▸ **WHAT YOU WILL DO**
Beneath this task is a listing. State how many of its lines include the string "connector", giving nothing but the number.

▸ **STORED DATA**
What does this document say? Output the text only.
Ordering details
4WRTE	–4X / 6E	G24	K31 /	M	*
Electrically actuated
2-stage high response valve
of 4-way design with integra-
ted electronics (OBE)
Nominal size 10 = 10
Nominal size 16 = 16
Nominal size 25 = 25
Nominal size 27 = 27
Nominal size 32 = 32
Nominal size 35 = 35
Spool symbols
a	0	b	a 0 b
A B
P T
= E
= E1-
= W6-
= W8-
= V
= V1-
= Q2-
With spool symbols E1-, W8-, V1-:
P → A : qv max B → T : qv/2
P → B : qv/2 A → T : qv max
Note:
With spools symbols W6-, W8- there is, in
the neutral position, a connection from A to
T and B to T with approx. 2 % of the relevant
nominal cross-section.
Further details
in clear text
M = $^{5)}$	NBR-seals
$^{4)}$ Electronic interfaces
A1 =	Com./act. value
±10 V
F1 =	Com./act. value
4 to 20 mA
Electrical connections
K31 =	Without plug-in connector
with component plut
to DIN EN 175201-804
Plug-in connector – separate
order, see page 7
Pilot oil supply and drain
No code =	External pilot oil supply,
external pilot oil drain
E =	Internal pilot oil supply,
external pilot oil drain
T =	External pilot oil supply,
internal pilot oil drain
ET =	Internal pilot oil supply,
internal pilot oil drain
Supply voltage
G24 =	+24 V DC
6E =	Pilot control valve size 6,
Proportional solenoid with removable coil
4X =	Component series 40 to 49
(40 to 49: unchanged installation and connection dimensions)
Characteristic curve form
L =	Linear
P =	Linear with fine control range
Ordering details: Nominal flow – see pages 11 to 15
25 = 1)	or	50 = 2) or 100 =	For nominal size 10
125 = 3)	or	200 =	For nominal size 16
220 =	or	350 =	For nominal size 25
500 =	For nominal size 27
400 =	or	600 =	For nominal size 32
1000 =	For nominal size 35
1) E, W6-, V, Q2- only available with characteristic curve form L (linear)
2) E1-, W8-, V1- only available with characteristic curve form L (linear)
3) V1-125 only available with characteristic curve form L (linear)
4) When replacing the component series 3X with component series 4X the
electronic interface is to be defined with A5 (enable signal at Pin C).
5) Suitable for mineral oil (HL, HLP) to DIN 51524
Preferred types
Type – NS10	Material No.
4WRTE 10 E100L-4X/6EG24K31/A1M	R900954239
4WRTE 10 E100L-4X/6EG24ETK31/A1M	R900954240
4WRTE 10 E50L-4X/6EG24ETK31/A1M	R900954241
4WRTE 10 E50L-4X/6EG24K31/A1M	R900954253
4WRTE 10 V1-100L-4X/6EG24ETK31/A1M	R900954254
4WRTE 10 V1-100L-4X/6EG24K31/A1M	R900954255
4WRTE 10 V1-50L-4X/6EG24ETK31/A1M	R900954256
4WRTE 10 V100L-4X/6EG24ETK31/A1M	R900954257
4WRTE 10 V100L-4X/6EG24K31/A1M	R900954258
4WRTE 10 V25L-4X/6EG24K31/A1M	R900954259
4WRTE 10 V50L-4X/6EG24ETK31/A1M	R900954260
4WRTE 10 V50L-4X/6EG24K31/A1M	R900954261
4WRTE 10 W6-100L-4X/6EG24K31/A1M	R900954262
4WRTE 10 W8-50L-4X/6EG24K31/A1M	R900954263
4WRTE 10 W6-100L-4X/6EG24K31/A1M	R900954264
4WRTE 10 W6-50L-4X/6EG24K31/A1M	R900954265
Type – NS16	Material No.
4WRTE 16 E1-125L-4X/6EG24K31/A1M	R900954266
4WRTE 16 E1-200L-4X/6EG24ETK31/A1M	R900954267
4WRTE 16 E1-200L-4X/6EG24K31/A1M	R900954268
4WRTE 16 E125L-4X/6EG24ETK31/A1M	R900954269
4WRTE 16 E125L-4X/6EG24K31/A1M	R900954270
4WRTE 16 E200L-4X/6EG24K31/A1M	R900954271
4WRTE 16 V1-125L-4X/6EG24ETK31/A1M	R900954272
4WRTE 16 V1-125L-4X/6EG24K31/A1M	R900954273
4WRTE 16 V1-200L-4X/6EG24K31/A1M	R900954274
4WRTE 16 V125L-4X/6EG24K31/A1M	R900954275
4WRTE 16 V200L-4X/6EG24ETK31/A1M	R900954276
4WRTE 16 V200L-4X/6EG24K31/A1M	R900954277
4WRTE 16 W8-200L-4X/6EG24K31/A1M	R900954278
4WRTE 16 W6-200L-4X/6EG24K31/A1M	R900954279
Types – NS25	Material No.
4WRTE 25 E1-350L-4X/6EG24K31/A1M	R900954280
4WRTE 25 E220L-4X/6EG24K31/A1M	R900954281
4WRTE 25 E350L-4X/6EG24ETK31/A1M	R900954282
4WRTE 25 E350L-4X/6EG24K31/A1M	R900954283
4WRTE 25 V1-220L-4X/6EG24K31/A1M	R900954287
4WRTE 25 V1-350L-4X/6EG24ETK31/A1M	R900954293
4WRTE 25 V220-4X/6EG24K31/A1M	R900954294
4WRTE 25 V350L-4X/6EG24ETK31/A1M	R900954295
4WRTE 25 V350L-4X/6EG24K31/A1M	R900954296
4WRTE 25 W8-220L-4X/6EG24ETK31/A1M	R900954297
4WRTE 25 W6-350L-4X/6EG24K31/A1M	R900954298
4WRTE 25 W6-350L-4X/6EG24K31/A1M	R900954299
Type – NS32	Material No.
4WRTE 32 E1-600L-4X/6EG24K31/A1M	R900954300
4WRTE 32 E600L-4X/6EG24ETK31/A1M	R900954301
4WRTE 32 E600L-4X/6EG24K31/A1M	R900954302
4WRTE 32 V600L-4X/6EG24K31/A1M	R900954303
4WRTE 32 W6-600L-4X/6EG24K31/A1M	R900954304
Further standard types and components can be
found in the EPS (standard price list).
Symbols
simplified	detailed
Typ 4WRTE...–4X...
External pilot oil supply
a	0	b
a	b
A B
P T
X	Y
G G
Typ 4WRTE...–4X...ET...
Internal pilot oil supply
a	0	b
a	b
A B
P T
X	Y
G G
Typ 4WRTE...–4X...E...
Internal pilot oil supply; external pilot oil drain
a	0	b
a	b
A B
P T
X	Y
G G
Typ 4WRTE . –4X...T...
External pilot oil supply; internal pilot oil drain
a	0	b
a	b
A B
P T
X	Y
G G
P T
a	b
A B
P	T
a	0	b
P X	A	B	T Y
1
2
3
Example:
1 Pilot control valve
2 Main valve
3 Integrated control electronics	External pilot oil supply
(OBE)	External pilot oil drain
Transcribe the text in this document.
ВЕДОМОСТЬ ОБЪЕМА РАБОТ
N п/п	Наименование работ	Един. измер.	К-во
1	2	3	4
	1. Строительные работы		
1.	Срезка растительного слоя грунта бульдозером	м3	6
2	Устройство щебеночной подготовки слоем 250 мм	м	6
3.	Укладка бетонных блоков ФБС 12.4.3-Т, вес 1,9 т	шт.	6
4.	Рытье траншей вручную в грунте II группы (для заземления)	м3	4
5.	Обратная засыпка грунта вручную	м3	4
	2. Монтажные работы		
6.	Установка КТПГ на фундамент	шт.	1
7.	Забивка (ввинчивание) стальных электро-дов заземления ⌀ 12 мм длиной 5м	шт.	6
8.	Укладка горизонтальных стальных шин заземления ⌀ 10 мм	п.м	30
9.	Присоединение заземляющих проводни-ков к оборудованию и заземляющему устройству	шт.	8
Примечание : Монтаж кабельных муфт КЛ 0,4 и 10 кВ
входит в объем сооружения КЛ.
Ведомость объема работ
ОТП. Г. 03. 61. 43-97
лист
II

▸ **RESULT**
2